__Objetivo a__:
Selecione nas entradas cada linha que contenha a palavra "axis" e copie-a, diferenciando maiúsculas de minúsculas.

__Texto fornecido__:
Com grande êxito, Lumet consegue trazer à narrativa de “Assassinato no Expresso do Oriente” uma das reinterpretações mais fantásticas que a literatura já pôde desfrutar na sétima arte. Para isso, também contribui um elenco recheado de estrelas, que inclui nomes como Ingrid Bergman, ganhadora do Oscar de Melhor Atriz Coadjuvante pelo papel de Greta Ohlsson, Lauren Bacall, Sean Connery, Anthony Perkins, Jacqueline Bisset, Vanessa Redgrave e Albert Finney, este último indicado ao Oscar de Melhor Ator pela interpretação como Poirot. O longa também recebeu indicações à estatueta dourada nas categorias de Roteiro Adaptado, Fotografia, Figurino e Trilha Sonora.

Morte Sobre o Nilo (1978)

Logo depois que “O Assassinato do Expresso do Oriente” fora sucesso de público e crítica em 1974, o interesse por novas adaptações da obra de Agatha Christie prosseguiu ao longo da década. Dessa forma, “Morte Sobre o Nilo” chegou às telonas no final dos anos 1970, dessa vez com Peter Ustinov como Hercule Poirot, personagem que o ator interpretaria ainda outras seis vezes. Trazendo nomes como Bette Davis, Mia Farrow, Angela Lansbury – que, curiosamente, viveria Miss Marple em “A Maldição do Espelho” (1980) – e Maggie Smith, o longa, dirigido por John Guillermin (“Inferno na Torre”), acabou não colhendo os mesmos louros do filme anterior, mas, em compensação, proporcionou uma interessante sinergia entre seu elenco e uma história simples e bastante divertida. A produção, que ganhou o Oscar de Melhor Figurino, ganhará uma nova versão nos cinemas em breve.

__Material a processar__:
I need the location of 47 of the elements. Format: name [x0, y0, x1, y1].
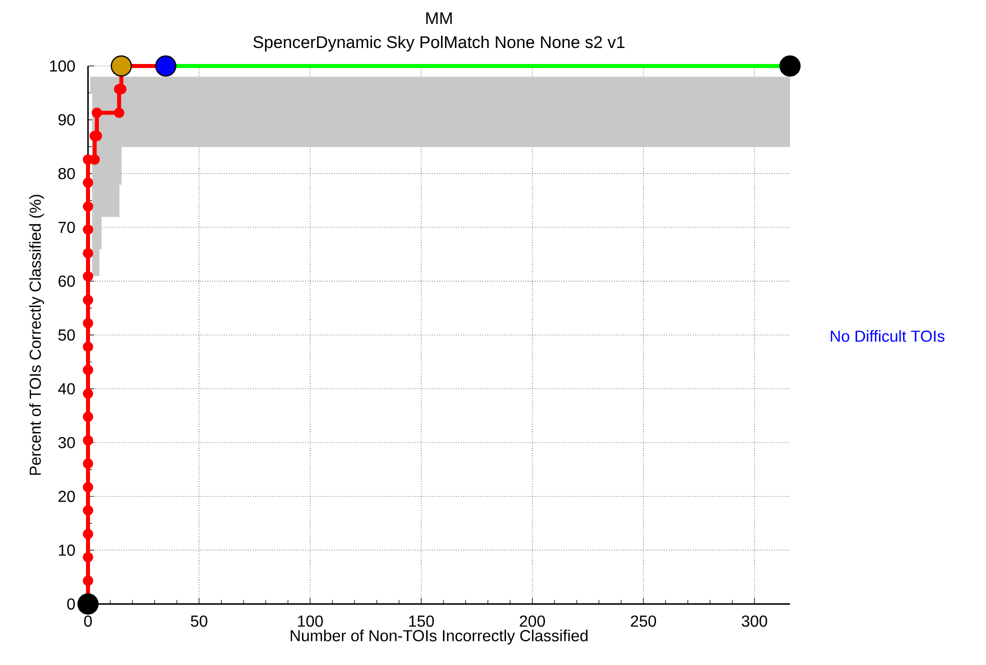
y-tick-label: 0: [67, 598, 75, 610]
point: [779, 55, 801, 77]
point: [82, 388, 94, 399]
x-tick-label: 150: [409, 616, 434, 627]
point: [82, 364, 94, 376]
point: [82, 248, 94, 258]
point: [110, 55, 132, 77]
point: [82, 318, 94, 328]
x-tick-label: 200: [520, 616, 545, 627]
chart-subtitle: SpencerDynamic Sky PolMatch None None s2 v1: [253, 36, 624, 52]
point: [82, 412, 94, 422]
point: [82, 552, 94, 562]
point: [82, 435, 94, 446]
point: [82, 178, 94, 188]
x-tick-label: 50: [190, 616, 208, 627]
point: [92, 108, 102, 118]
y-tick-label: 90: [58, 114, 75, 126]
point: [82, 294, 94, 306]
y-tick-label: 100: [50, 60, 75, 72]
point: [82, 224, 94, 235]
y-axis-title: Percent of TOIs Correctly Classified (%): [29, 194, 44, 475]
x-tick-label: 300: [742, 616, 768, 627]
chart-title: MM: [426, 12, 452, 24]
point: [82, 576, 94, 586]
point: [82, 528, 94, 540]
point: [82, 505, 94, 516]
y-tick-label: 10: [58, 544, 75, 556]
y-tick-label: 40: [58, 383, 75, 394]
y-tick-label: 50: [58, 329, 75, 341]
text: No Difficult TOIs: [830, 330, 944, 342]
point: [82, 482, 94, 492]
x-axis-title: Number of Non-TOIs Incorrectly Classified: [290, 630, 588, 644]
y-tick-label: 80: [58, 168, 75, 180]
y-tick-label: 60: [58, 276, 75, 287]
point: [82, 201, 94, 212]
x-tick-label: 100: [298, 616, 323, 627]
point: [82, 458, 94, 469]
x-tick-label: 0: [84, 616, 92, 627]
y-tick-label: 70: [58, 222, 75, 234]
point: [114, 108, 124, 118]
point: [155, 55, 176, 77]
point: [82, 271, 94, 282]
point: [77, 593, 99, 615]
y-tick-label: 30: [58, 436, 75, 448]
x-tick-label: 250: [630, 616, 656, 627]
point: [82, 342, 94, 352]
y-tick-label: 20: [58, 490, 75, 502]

__Objetivo b__:
Reproduza o trecho do texto fornecido que vai de "Morte Sobre o Nilo (1978)" até "cinemas em breve.", trocando "telonas" por "salas de cinema".

__Resposta esperada a__:
y-axis-title: Percent of TOIs Correctly Classified (%): [29, 194, 44, 475]
x-axis-title: Number of Non-TOIs Incorrectly Classified: [290, 630, 588, 644]

__Resposta esperada b__:
Morte Sobre o Nilo (1978)

Logo depois que “O Assassinato do Expresso do Oriente” fora sucesso de público e crítica em 1974, o interesse por novas adaptações da obra de Agatha Christie prosseguiu ao longo da década. Dessa forma, “Morte Sobre o Nilo” chegou às salas de cinema no final dos anos 1970, dessa vez com Peter Ustinov como Hercule Poirot, personagem que o ator interpretaria ainda outras seis vezes. Trazendo nomes como Bette Davis, Mia Farrow, Angela Lansbury – que, curiosamente, viveria Miss Marple em “A Maldição do Espelho” (1980) – e Maggie Smith, o longa, dirigido por John Guillermin (“Inferno na Torre”), acabou não colhendo os mesmos louros do filme anterior, mas, em compensação, proporcionou uma interessante sinergia entre seu elenco e uma história simples e bastante divertida. A produção, que ganhou o Oscar de Melhor Figurino, ganhará uma nova versão nos cinemas em breve.